[CHALLENGE]
Gather all lines in the entries that include the word "ресурсов".

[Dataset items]
★ ★ ★ ★ ★
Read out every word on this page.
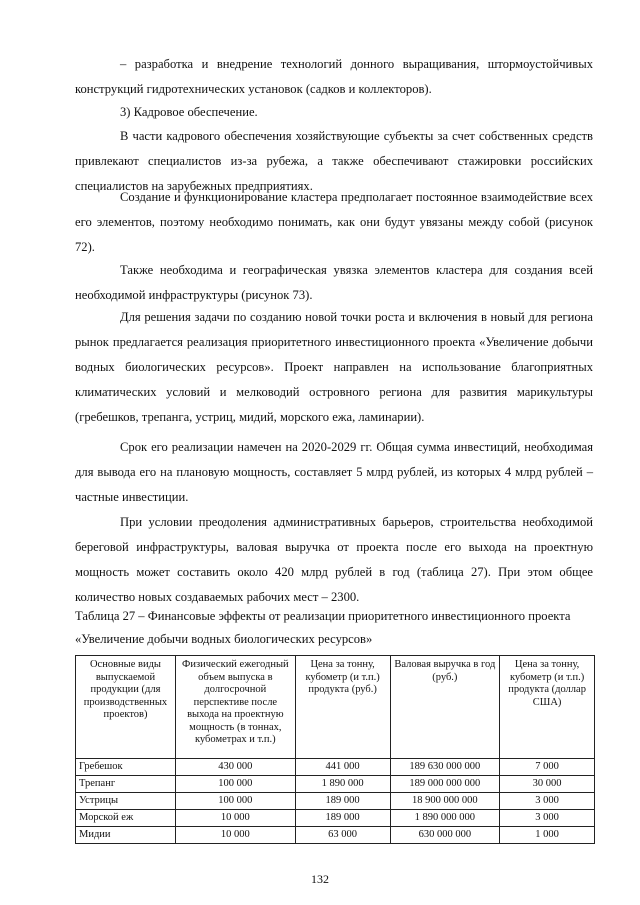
– разработка и внедрение технологий донного выращивания, штормоустойчивых конструкций гидротехнических установок (садков и коллекторов).

3) Кадровое обеспечение.

В части кадрового обеспечения хозяйствующие субъекты за счет собственных средств привлекают специалистов из-за рубежа, а также обеспечивают стажировки российских специалистов на зарубежных предприятиях.

Создание и функционирование кластера предполагает постоянное взаимодействие всех его элементов, поэтому необходимо понимать, как они будут увязаны между собой (рисунок 72).

Также необходима и географическая увязка элементов кластера для создания всей необходимой инфраструктуры (рисунок 73).

Для решения задачи по созданию новой точки роста и включения в новый для региона рынок предлагается реализация приоритетного инвестиционного проекта «Увеличение добычи водных биологических ресурсов». Проект направлен на использование благоприятных климатических условий и мелководий островного региона для развития марикультуры (гребешков, трепанга, устриц, мидий, морского ежа, ламинарии).

Срок его реализации намечен на 2020-2029 гг. Общая сумма инвестиций, необходимая для вывода его на плановую мощность, составляет 5 млрд рублей, из которых 4 млрд рублей – частные инвестиции.

При условии преодоления административных барьеров, строительства необходимой береговой инфраструктуры, валовая выручка от проекта после его выхода на проектную мощность может составить около 420 млрд рублей в год (таблица 27). При этом общее количество новых создаваемых рабочих мест – 2300.

Таблица 27 – Финансовые эффекты от реализации приоритетного инвестиционного проекта «Увеличение добычи водных биологических ресурсов»

Основные виды выпускаемой продукции (для производственных проектов)	Физический ежегодный объем выпуска в долгосрочной перспективе после выхода на проектную мощность (в тоннах, кубометрах и т.п.)	Цена за тонну, кубометр (и т.п.) продукта (руб.)	Валовая выручка в год (руб.)	Цена за тонну, кубометр (и т.п.) продукта (доллар США)
Гребешок	430 000	441 000	189 630 000 000	7 000
Трепанг	100 000	1 890 000	189 000 000 000	30 000
Устрицы	100 000	189 000	18 900 000 000	3 000
Морской еж	10 000	189 000	1 890 000 000	3 000
Мидии	10 000	63 000	630 000 000	1 000
132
★ ★ ★ ★ ★
[EXPECTED ANSWER]
Для решения задачи по созданию новой точки роста и включения в новый для региона рынок предлагается реализация приоритетного инвестиционного проекта «Увеличение добычи водных биологических ресурсов». Проект направлен на использование благоприятных климатических условий и мелководий островного региона для развития марикультуры (гребешков, трепанга, устриц, мидий, морского ежа, ламинарии).
Таблица 27 – Финансовые эффекты от реализации приоритетного инвестиционного проекта «Увеличение добычи водных биологических ресурсов»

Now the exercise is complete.